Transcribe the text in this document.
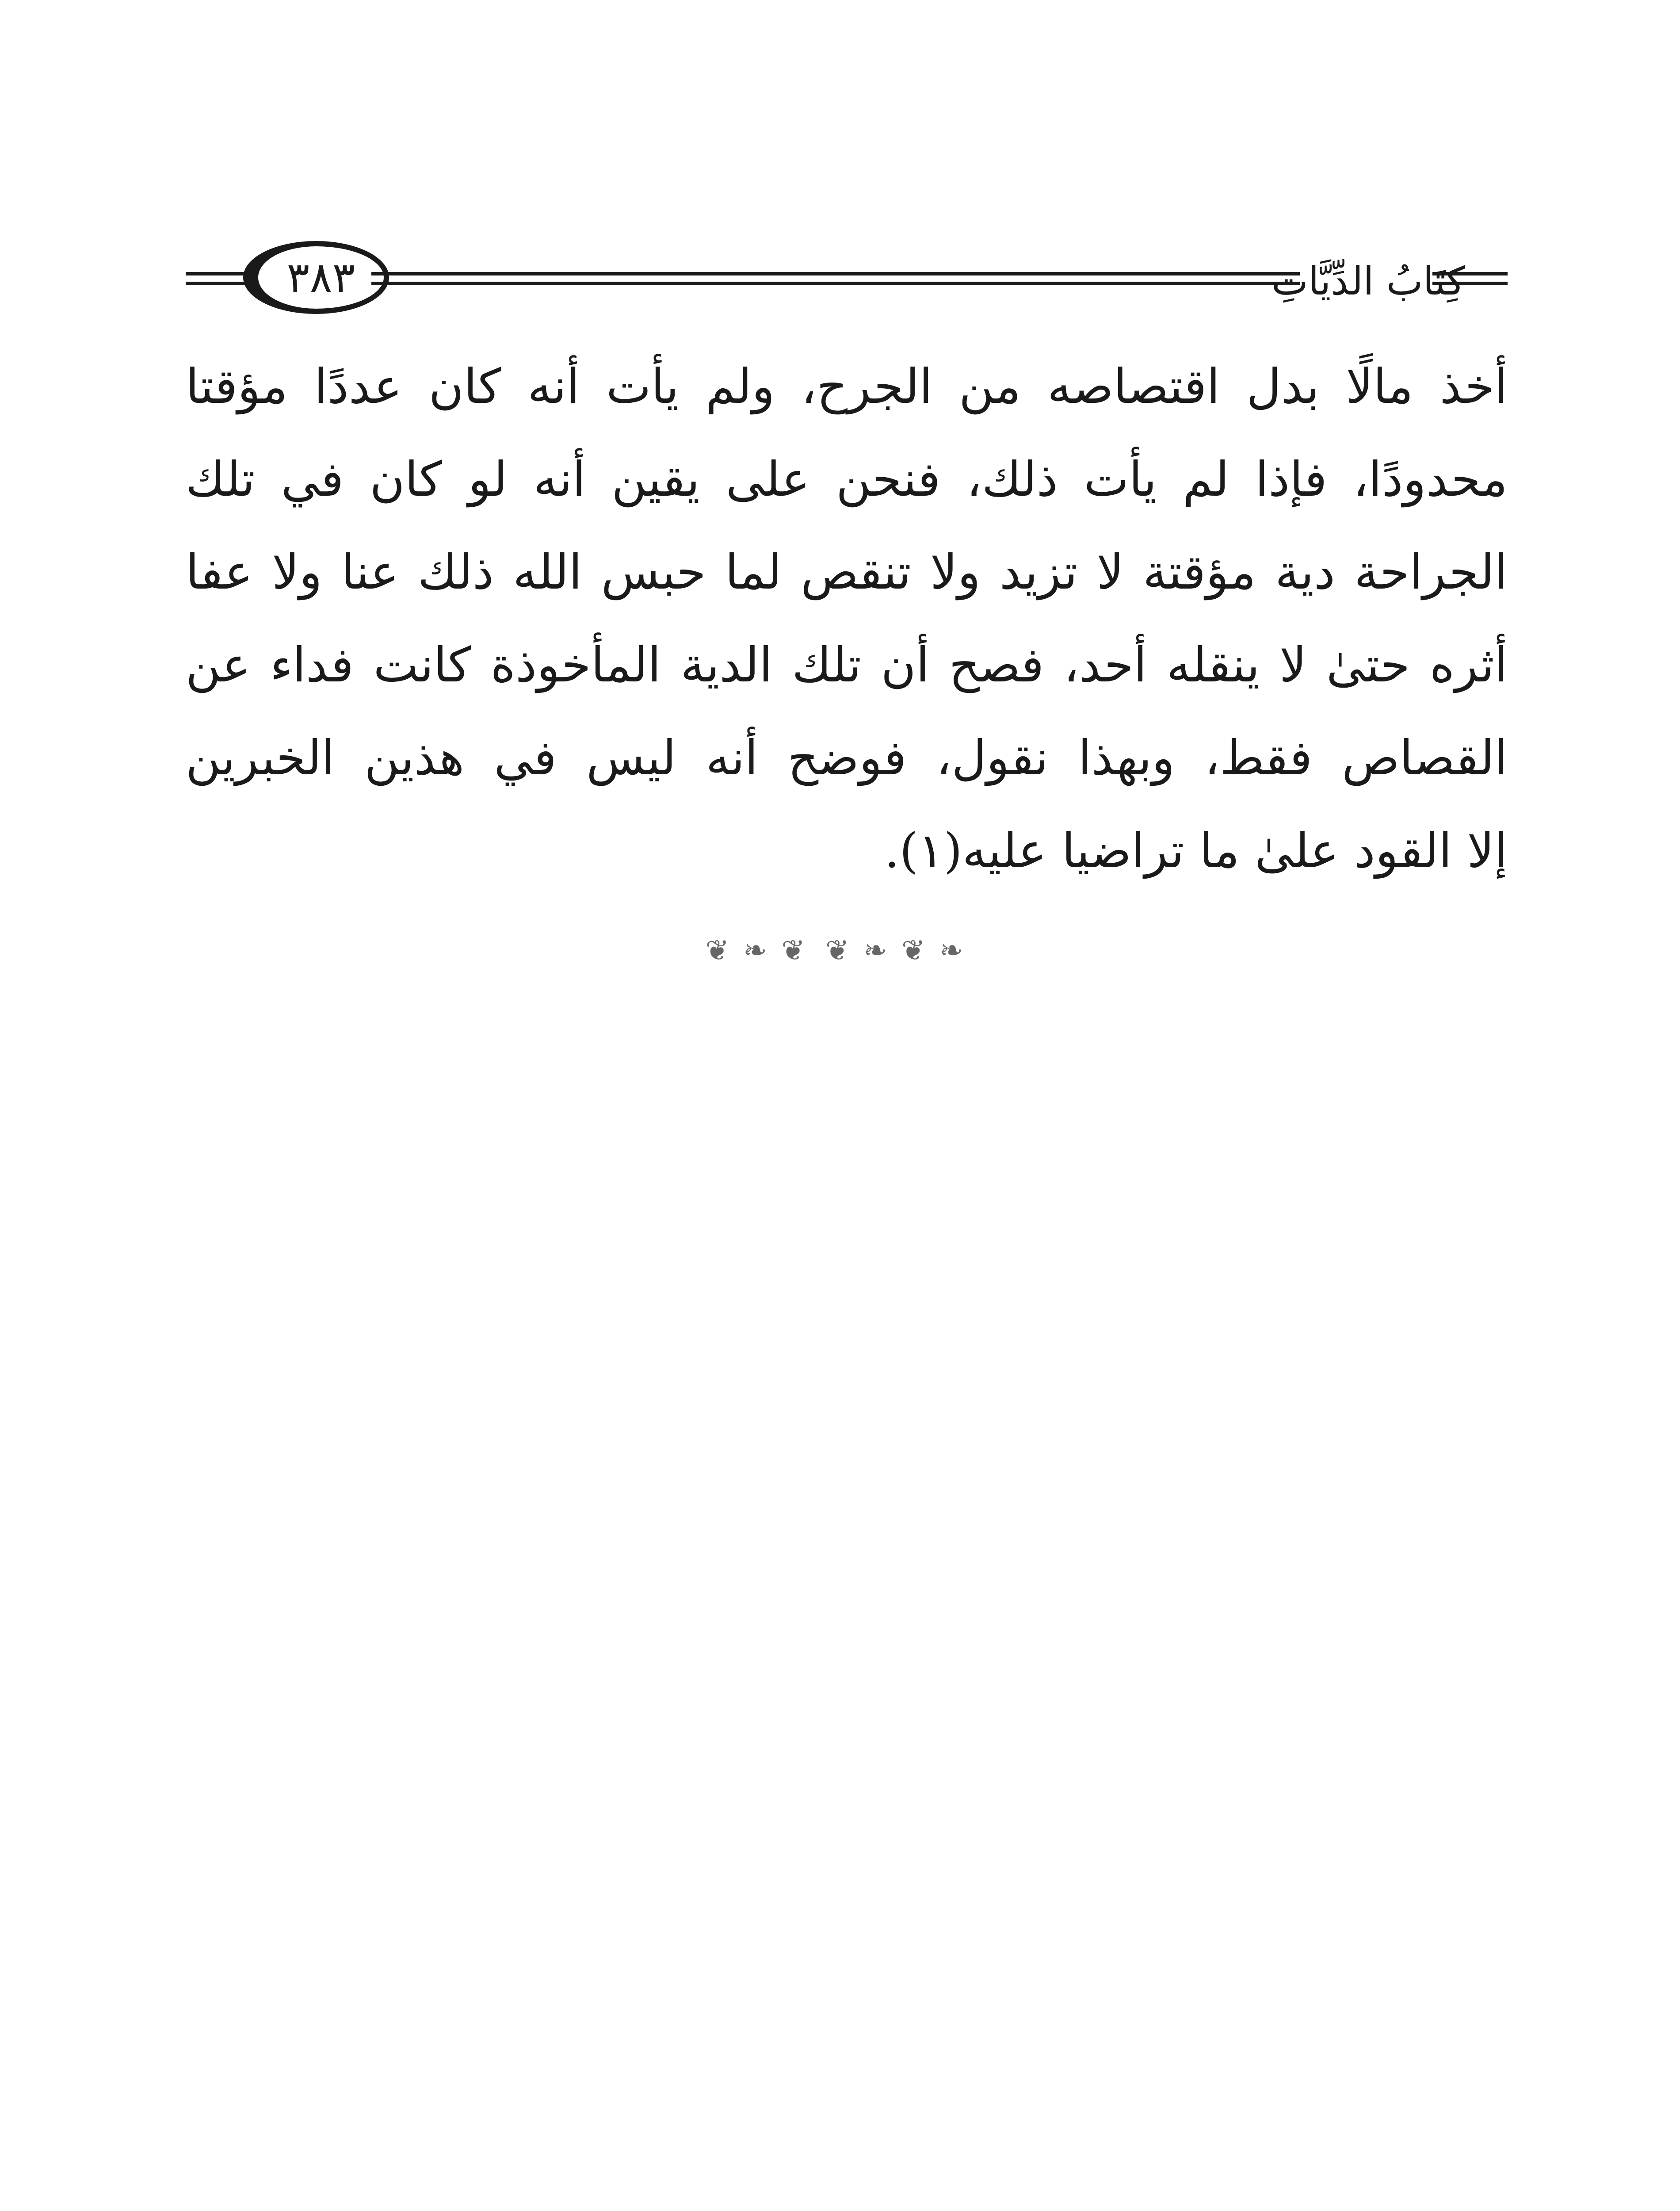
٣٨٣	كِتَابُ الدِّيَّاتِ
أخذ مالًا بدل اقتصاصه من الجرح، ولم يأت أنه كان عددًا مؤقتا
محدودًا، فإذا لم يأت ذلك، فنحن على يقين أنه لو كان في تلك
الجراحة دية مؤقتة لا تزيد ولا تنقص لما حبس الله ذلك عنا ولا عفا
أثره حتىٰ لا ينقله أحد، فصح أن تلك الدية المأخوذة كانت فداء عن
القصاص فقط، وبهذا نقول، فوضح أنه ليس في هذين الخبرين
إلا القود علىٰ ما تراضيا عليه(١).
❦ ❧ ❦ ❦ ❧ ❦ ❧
+ + +
- _Goal_
Print the records word for word and exclude any picture they hold.

- _Result for this exercise_
Transcribe the text in this document.
٣٨٣	كِتَابُ الدِّيَّاتِ
أخذ مالًا بدل اقتصاصه من الجرح، ولم يأت أنه كان عددًا مؤقتا
محدودًا، فإذا لم يأت ذلك، فنحن على يقين أنه لو كان في تلك
الجراحة دية مؤقتة لا تزيد ولا تنقص لما حبس الله ذلك عنا ولا عفا
أثره حتىٰ لا ينقله أحد، فصح أن تلك الدية المأخوذة كانت فداء عن
القصاص فقط، وبهذا نقول، فوضح أنه ليس في هذين الخبرين
إلا القود علىٰ ما تراضيا عليه(١).
❦ ❧ ❦ ❦ ❧ ❦ ❧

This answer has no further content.